***** Information shown

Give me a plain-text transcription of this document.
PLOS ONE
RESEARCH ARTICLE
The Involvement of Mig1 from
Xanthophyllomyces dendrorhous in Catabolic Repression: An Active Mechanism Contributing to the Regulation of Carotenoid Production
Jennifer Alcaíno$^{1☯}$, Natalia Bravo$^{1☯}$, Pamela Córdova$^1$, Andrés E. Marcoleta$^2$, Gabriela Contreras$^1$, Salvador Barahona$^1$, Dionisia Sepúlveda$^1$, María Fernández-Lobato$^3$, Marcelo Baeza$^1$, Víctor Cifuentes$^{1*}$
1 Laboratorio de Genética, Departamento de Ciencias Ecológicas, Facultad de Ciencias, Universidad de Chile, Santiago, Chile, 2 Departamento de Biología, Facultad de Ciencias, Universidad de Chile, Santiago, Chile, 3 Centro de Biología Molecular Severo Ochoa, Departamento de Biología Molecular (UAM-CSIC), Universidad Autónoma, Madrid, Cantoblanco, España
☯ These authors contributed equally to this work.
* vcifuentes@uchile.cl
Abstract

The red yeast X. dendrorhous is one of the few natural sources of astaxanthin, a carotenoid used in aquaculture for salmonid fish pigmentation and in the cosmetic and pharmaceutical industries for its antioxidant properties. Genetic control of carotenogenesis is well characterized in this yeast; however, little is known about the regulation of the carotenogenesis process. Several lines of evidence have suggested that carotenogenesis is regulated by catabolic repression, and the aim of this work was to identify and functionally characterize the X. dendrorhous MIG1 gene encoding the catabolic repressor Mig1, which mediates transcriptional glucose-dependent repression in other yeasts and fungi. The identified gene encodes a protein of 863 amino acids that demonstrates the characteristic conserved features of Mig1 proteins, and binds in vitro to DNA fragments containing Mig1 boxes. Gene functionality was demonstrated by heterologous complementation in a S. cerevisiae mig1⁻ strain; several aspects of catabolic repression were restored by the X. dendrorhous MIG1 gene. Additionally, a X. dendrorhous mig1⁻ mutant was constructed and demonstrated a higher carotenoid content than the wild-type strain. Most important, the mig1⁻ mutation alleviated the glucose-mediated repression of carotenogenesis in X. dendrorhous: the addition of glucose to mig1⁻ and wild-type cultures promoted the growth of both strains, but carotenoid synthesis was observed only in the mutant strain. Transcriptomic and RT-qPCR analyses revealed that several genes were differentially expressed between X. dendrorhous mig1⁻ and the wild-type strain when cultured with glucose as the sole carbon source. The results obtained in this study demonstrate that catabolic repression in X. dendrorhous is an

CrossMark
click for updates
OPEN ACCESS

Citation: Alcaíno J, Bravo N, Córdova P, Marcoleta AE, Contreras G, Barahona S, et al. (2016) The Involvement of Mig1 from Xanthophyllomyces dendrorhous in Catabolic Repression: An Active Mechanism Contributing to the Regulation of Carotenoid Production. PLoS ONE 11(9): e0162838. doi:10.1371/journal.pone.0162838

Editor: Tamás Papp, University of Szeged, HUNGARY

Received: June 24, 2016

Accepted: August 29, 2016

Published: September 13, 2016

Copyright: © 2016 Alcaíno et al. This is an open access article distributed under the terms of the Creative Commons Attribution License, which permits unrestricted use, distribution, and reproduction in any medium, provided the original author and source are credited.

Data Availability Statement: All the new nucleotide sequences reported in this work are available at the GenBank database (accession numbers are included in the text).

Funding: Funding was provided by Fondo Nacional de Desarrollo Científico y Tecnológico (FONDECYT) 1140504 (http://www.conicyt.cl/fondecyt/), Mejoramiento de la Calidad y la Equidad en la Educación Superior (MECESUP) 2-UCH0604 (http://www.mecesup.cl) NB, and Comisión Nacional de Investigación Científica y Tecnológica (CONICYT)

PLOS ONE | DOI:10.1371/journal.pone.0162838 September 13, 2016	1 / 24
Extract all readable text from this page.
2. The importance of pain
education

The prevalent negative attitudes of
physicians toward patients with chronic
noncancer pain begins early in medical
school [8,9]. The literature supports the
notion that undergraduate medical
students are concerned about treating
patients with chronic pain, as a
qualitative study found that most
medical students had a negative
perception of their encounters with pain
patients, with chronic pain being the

**********

Activity. Among the entries above, how many lines contain the string "Active"? Only the number should be given.

Exercise response. 2